**Required work:** Below is some material; set it all down exactly, apart from the pictures.
──────── Extracted records
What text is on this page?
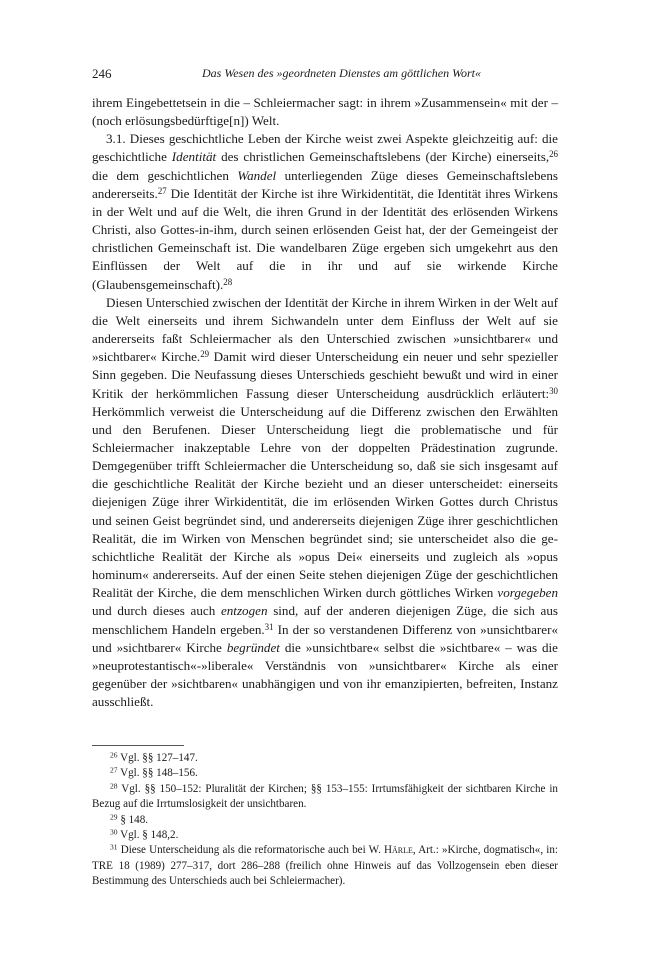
246	Das Wesen des »geordneten Dienstes am göttlichen Wort«

ihrem Eingebettetsein in die – Schleiermacher sagt: in ihrem »Zusammensein« mit der – (noch erlösungsbedürftige[n]) Welt.

3.1. Dieses geschichtliche Leben der Kirche weist zwei Aspekte gleichzeitig auf: die geschichtliche Identität des christlichen Gemeinschaftslebens (der Kirche) einerseits,$^{26}$ die dem geschichtlichen Wandel unterliegenden Züge dieses Gemeinschaftslebens andererseits.$^{27}$ Die Identität der Kirche ist ihre Wirkidentität, die Identität ihres Wirkens in der Welt und auf die Welt, die ihren Grund in der Identität des erlösenden Wirkens Christi, also Gottes-in-ihm, durch seinen erlösenden Geist hat, der der Gemeingeist der christlichen Gemeinschaft ist. Die wandelbaren Züge ergeben sich umgekehrt aus den Einflüssen der Welt auf die in ihr und auf sie wirkende Kirche (Glaubensgemeinschaft).$^{28}$

Diesen Unterschied zwischen der Identität der Kirche in ihrem Wirken in der Welt auf die Welt einerseits und ihrem Sichwandeln unter dem Einfluss der Welt auf sie andererseits faßt Schleiermacher als den Unterschied zwischen »unsichtbarer« und »sichtbarer« Kirche.$^{29}$ Damit wird dieser Unterscheidung ein neuer und sehr spezieller Sinn gegeben. Die Neufassung dieses Unterschieds geschieht bewußt und wird in einer Kritik der herkömmlichen Fassung dieser Unterscheidung ausdrücklich erläutert:$^{30}$ Herkömmlich verweist die Unterscheidung auf die Differenz zwischen den Erwählten und den Berufenen. Dieser Unterscheidung liegt die problematische und für Schleiermacher inakzeptable Lehre von der doppelten Prädestination zugrunde. Demgegenüber trifft Schleiermacher die Unterscheidung so, daß sie sich insgesamt auf die geschichtliche Realität der Kirche bezieht und an dieser unterscheidet: einerseits diejenigen Züge ihrer Wirkidentität, die im erlösenden Wirken Gottes durch Christus und seinen Geist begründet sind, und andererseits diejenigen Züge ihrer geschichtlichen Realität, die im Wirken von Menschen begründet sind; sie unterscheidet also die geschichtliche Realität der Kirche als »opus Dei« einerseits und zugleich als »opus hominum« andererseits. Auf der einen Seite stehen diejenigen Züge der geschichtlichen Realität der Kirche, die dem menschlichen Wirken durch göttliches Wirken vorgegeben und durch dieses auch entzogen sind, auf der anderen diejenigen Züge, die sich aus menschlichem Handeln ergeben.$^{31}$ In der so verstandenen Differenz von »unsichtbarer« und »sichtbarer« Kirche begründet die »unsichtbare« selbst die »sichtbare« – was die »neuprotestantisch«-»liberale« Verständnis von »unsichtbarer« Kirche als einer gegenüber der »sichtbaren« unabhängigen und von ihr emanzipierten, befreiten, Instanz ausschließt.

$^{26}$ Vgl. §§ 127–147.

$^{27}$ Vgl. §§ 148–156.

$^{28}$ Vgl. §§ 150–152: Pluralität der Kirchen; §§ 153–155: Irrtumsfähigkeit der sichtbaren Kirche in Bezug auf die Irrtumslosigkeit der unsichtbaren.

$^{29}$ § 148.

$^{30}$ Vgl. § 148,2.

$^{31}$ Diese Unterscheidung als die reformatorische auch bei W. Härle, Art.: »Kirche, dogmatisch«, in: TRE 18 (1989) 277–317, dort 286–288 (freilich ohne Hinweis auf das Vollzogensein eben dieser Bestimmung des Unterschieds auch bei Schleiermacher).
────────────────
**Answer for the task:**
What text is on this page?
246	Das Wesen des »geordneten Dienstes am göttlichen Wort«

ihrem Eingebettetsein in die – Schleiermacher sagt: in ihrem »Zusammensein« mit der – (noch erlösungsbedürftige[n]) Welt.

3.1. Dieses geschichtliche Leben der Kirche weist zwei Aspekte gleichzeitig auf: die geschichtliche Identität des christlichen Gemeinschaftslebens (der Kirche) einerseits,$^{26}$ die dem geschichtlichen Wandel unterliegenden Züge dieses Gemeinschaftslebens andererseits.$^{27}$ Die Identität der Kirche ist ihre Wirkidentität, die Identität ihres Wirkens in der Welt und auf die Welt, die ihren Grund in der Identität des erlösenden Wirkens Christi, also Gottes-in-ihm, durch seinen erlösenden Geist hat, der der Gemeingeist der christlichen Gemeinschaft ist. Die wandelbaren Züge ergeben sich umgekehrt aus den Einflüssen der Welt auf die in ihr und auf sie wirkende Kirche (Glaubensgemeinschaft).$^{28}$

Diesen Unterschied zwischen der Identität der Kirche in ihrem Wirken in der Welt auf die Welt einerseits und ihrem Sichwandeln unter dem Einfluss der Welt auf sie andererseits faßt Schleiermacher als den Unterschied zwischen »unsichtbarer« und »sichtbarer« Kirche.$^{29}$ Damit wird dieser Unterscheidung ein neuer und sehr spezieller Sinn gegeben. Die Neufassung dieses Unterschieds geschieht bewußt und wird in einer Kritik der herkömmlichen Fassung dieser Unterscheidung ausdrücklich erläutert:$^{30}$ Herkömmlich verweist die Unterscheidung auf die Differenz zwischen den Erwählten und den Berufenen. Dieser Unterscheidung liegt die problematische und für Schleiermacher inakzeptable Lehre von der doppelten Prädestination zugrunde. Demgegenüber trifft Schleiermacher die Unterscheidung so, daß sie sich insgesamt auf die geschichtliche Realität der Kirche bezieht und an dieser unterscheidet: einerseits diejenigen Züge ihrer Wirkidentität, die im erlösenden Wirken Gottes durch Christus und seinen Geist begründet sind, und andererseits diejenigen Züge ihrer geschichtlichen Realität, die im Wirken von Menschen begründet sind; sie unterscheidet also die geschichtliche Realität der Kirche als »opus Dei« einerseits und zugleich als »opus hominum« andererseits. Auf der einen Seite stehen diejenigen Züge der geschichtlichen Realität der Kirche, die dem menschlichen Wirken durch göttliches Wirken vorgegeben und durch dieses auch entzogen sind, auf der anderen diejenigen Züge, die sich aus menschlichem Handeln ergeben.$^{31}$ In der so verstandenen Differenz von »unsichtbarer« und »sichtbarer« Kirche begründet die »unsichtbare« selbst die »sichtbare« – was die »neuprotestantisch«-»liberale« Verständnis von »unsichtbarer« Kirche als einer gegenüber der »sichtbaren« unabhängigen und von ihr emanzipierten, befreiten, Instanz ausschließt.

$^{26}$ Vgl. §§ 127–147.

$^{27}$ Vgl. §§ 148–156.

$^{28}$ Vgl. §§ 150–152: Pluralität der Kirchen; §§ 153–155: Irrtumsfähigkeit der sichtbaren Kirche in Bezug auf die Irrtumslosigkeit der unsichtbaren.

$^{29}$ § 148.

$^{30}$ Vgl. § 148,2.

$^{31}$ Diese Unterscheidung als die reformatorische auch bei W. Härle, Art.: »Kirche, dogmatisch«, in: TRE 18 (1989) 277–317, dort 286–288 (freilich ohne Hinweis auf das Vollzogensein eben dieser Bestimmung des Unterschieds auch bei Schleiermacher).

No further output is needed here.